=== RECORDS SHOWN ===

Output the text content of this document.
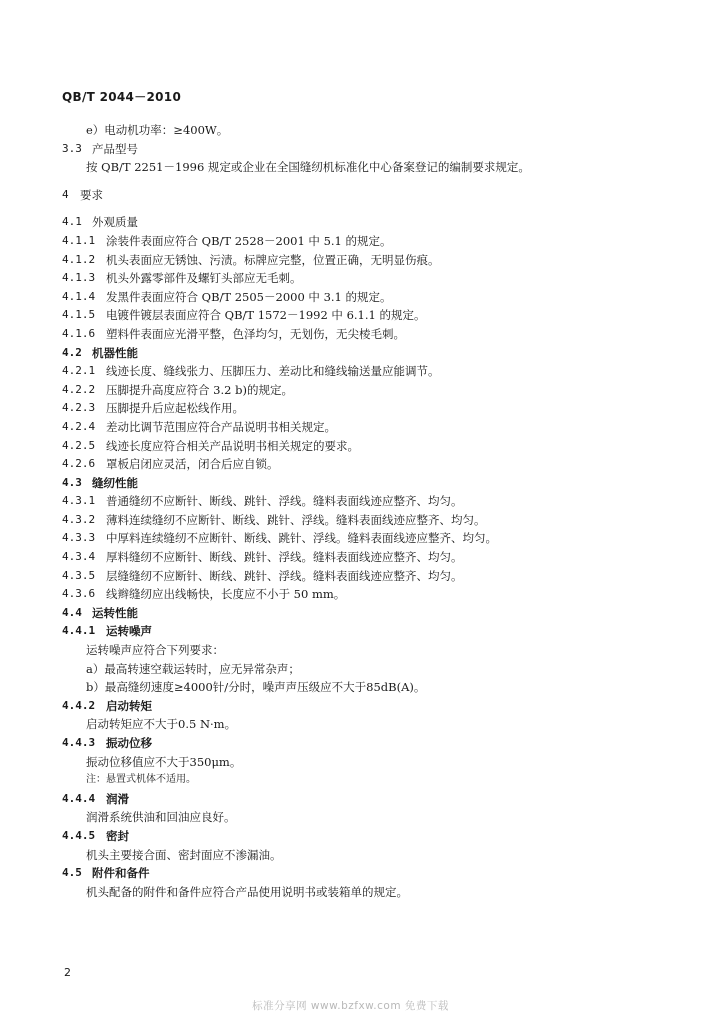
QB/T 2044－2010
e）电动机功率：≥400W。
3.3 产品型号
按 QB/T 2251－1996 规定或企业在全国缝纫机标准化中心备案登记的编制要求规定。
4 要求
4.1 外观质量
4.1.1 涂装件表面应符合 QB/T 2528－2001 中 5.1 的规定。
4.1.2 机头表面应无锈蚀、污渍。标牌应完整，位置正确，无明显伤痕。
4.1.3 机头外露零部件及螺钉头部应无毛刺。
4.1.4 发黑件表面应符合 QB/T 2505－2000 中 3.1 的规定。
4.1.5 电镀件镀层表面应符合 QB/T 1572－1992 中 6.1.1 的规定。
4.1.6 塑料件表面应光滑平整，色泽均匀，无划伤，无尖棱毛刺。
4.2 机器性能
4.2.1 线迹长度、缝线张力、压脚压力、差动比和缝线输送量应能调节。
4.2.2 压脚提升高度应符合 3.2 b)的规定。
4.2.3 压脚提升后应起松线作用。
4.2.4 差动比调节范围应符合产品说明书相关规定。
4.2.5 线迹长度应符合相关产品说明书相关规定的要求。
4.2.6 罩板启闭应灵活，闭合后应自锁。
4.3 缝纫性能
4.3.1 普通缝纫不应断针、断线、跳针、浮线。缝料表面线迹应整齐、均匀。
4.3.2 薄料连续缝纫不应断针、断线、跳针、浮线。缝料表面线迹应整齐、均匀。
4.3.3 中厚料连续缝纫不应断针、断线、跳针、浮线。缝料表面线迹应整齐、均匀。
4.3.4 厚料缝纫不应断针、断线、跳针、浮线。缝料表面线迹应整齐、均匀。
4.3.5 层缝缝纫不应断针、断线、跳针、浮线。缝料表面线迹应整齐、均匀。
4.3.6 线辫缝纫应出线畅快，长度应不小于 50 mm。
4.4 运转性能
4.4.1 运转噪声
运转噪声应符合下列要求：
a）最高转速空载运转时，应无异常杂声；
b）最高缝纫速度≥4000针/分时，噪声声压级应不大于85dB(A)。
4.4.2 启动转矩
启动转矩应不大于0.5 N·m。
4.4.3 振动位移
振动位移值应不大于350μm。
注：悬置式机体不适用。
4.4.4 润滑
润滑系统供油和回油应良好。
4.4.5 密封
机头主要接合面、密封面应不渗漏油。
4.5 附件和备件
机头配备的附件和备件应符合产品使用说明书或装箱单的规定。
2
标准分享网 www.bzfxw.com 免费下载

===

Identify the lines above that contain the word "缝料表面线迹应整齐", then copy them.

__ANSWER FOR THE TASK__:
4.3.1 普通缝纫不应断针、断线、跳针、浮线。缝料表面线迹应整齐、均匀。
4.3.2 薄料连续缝纫不应断针、断线、跳针、浮线。缝料表面线迹应整齐、均匀。
4.3.3 中厚料连续缝纫不应断针、断线、跳针、浮线。缝料表面线迹应整齐、均匀。
4.3.4 厚料缝纫不应断针、断线、跳针、浮线。缝料表面线迹应整齐、均匀。
4.3.5 层缝缝纫不应断针、断线、跳针、浮线。缝料表面线迹应整齐、均匀。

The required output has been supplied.